> **Your task**
The records below hold pictures; please leave those out and retype the rest exactly.
[start]
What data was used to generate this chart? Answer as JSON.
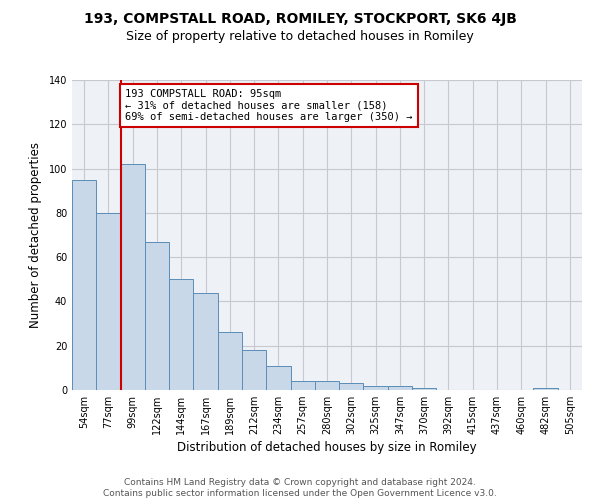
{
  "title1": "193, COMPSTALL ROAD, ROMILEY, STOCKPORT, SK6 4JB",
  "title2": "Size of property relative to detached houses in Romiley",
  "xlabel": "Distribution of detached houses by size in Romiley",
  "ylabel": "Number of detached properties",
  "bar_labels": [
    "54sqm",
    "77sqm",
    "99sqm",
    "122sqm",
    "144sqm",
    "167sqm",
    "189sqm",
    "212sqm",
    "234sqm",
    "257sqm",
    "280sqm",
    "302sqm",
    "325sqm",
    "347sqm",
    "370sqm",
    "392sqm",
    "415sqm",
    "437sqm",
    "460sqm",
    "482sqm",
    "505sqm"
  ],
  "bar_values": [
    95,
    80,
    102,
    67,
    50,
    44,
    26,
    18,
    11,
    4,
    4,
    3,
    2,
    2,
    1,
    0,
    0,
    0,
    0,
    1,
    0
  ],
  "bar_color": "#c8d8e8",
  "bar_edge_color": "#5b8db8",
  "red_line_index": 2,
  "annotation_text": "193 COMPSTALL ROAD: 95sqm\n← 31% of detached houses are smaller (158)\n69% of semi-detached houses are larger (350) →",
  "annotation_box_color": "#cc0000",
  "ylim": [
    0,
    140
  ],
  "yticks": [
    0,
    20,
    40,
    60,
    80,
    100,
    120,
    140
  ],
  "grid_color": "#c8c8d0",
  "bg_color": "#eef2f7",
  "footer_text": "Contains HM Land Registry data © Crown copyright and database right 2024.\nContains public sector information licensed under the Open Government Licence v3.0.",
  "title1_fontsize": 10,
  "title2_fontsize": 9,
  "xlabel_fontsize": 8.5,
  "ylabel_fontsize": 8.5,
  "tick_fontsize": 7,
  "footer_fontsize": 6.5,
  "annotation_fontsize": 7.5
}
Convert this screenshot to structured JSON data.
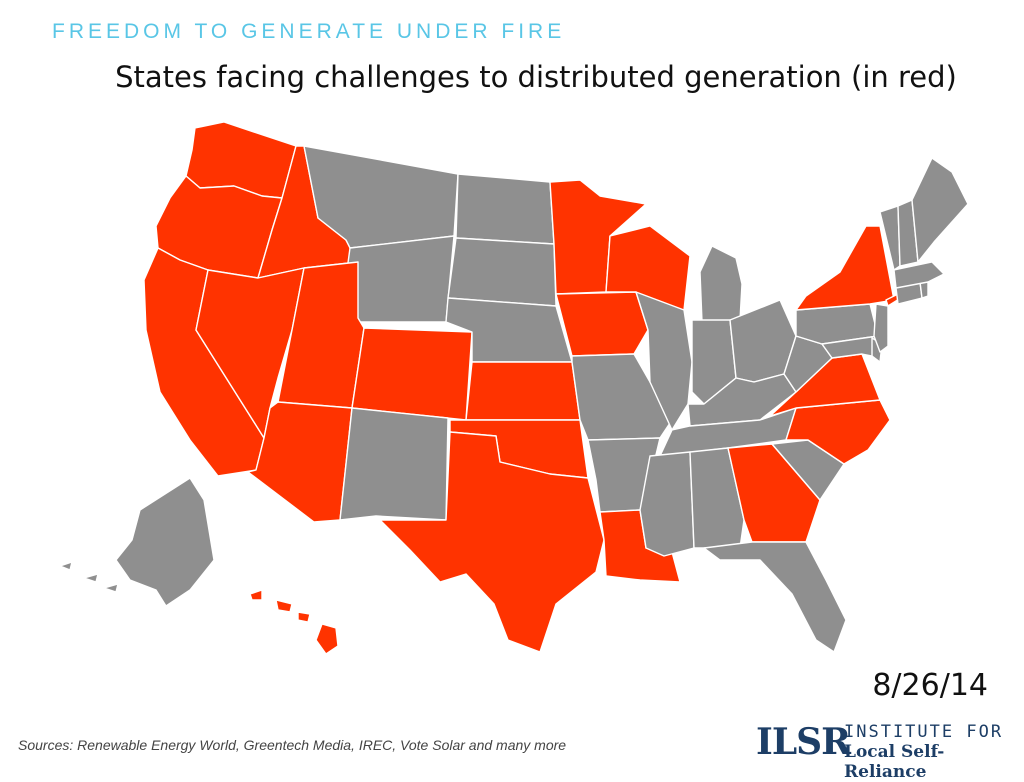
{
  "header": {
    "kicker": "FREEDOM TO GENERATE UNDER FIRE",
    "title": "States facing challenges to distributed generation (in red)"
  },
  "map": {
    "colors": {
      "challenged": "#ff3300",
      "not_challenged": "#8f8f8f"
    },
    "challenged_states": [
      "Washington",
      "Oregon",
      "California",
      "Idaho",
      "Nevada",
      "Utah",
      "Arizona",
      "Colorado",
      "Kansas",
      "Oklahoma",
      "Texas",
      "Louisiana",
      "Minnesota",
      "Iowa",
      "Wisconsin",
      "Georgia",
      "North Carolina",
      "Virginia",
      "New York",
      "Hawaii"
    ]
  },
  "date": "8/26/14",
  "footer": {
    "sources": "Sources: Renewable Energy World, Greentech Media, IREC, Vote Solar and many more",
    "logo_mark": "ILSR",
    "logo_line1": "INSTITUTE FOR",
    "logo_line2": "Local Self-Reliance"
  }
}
[end]
> **Complete response**
What data was used to generate this chart? Answer as JSON.
{
  "title1": "193, COMPSTALL ROAD, ROMILEY, STOCKPORT, SK6 4JB",
  "title2": "Size of property relative to detached houses in Romiley",
  "xlabel": "Distribution of detached houses by size in Romiley",
  "ylabel": "Number of detached properties",
  "bar_labels": [
    "54sqm",
    "77sqm",
    "99sqm",
    "122sqm",
    "144sqm",
    "167sqm",
    "189sqm",
    "212sqm",
    "234sqm",
    "257sqm",
    "280sqm",
    "302sqm",
    "325sqm",
    "347sqm",
    "370sqm",
    "392sqm",
    "415sqm",
    "437sqm",
    "460sqm",
    "482sqm",
    "505sqm"
  ],
  "bar_values": [
    95,
    80,
    102,
    67,
    50,
    44,
    26,
    18,
    11,
    4,
    4,
    3,
    2,
    2,
    1,
    0,
    0,
    0,
    0,
    1,
    0
  ],
  "bar_color": "#c8d8e8",
  "bar_edge_color": "#5b8db8",
  "red_line_index": 2,
  "annotation_text": "193 COMPSTALL ROAD: 95sqm\n← 31% of detached houses are smaller (158)\n69% of semi-detached houses are larger (350) →",
  "annotation_box_color": "#cc0000",
  "ylim": [
    0,
    140
  ],
  "yticks": [
    0,
    20,
    40,
    60,
    80,
    100,
    120,
    140
  ],
  "grid_color": "#c8c8d0",
  "bg_color": "#eef2f7",
  "footer_text": "Contains HM Land Registry data © Crown copyright and database right 2024.\nContains public sector information licensed under the Open Government Licence v3.0.",
  "title1_fontsize": 10,
  "title2_fontsize": 9,
  "xlabel_fontsize": 8.5,
  "ylabel_fontsize": 8.5,
  "tick_fontsize": 7,
  "footer_fontsize": 6.5,
  "annotation_fontsize": 7.5
}
Convert this screenshot to structured JSON data.
{
  "header": {
    "kicker": "FREEDOM TO GENERATE UNDER FIRE",
    "title": "States facing challenges to distributed generation (in red)"
  },
  "map": {
    "colors": {
      "challenged": "#ff3300",
      "not_challenged": "#8f8f8f"
    },
    "challenged_states": [
      "Washington",
      "Oregon",
      "California",
      "Idaho",
      "Nevada",
      "Utah",
      "Arizona",
      "Colorado",
      "Kansas",
      "Oklahoma",
      "Texas",
      "Louisiana",
      "Minnesota",
      "Iowa",
      "Wisconsin",
      "Georgia",
      "North Carolina",
      "Virginia",
      "New York",
      "Hawaii"
    ]
  },
  "date": "8/26/14",
  "footer": {
    "sources": "Sources: Renewable Energy World, Greentech Media, IREC, Vote Solar and many more",
    "logo_mark": "ILSR",
    "logo_line1": "INSTITUTE FOR",
    "logo_line2": "Local Self-Reliance"
  }
}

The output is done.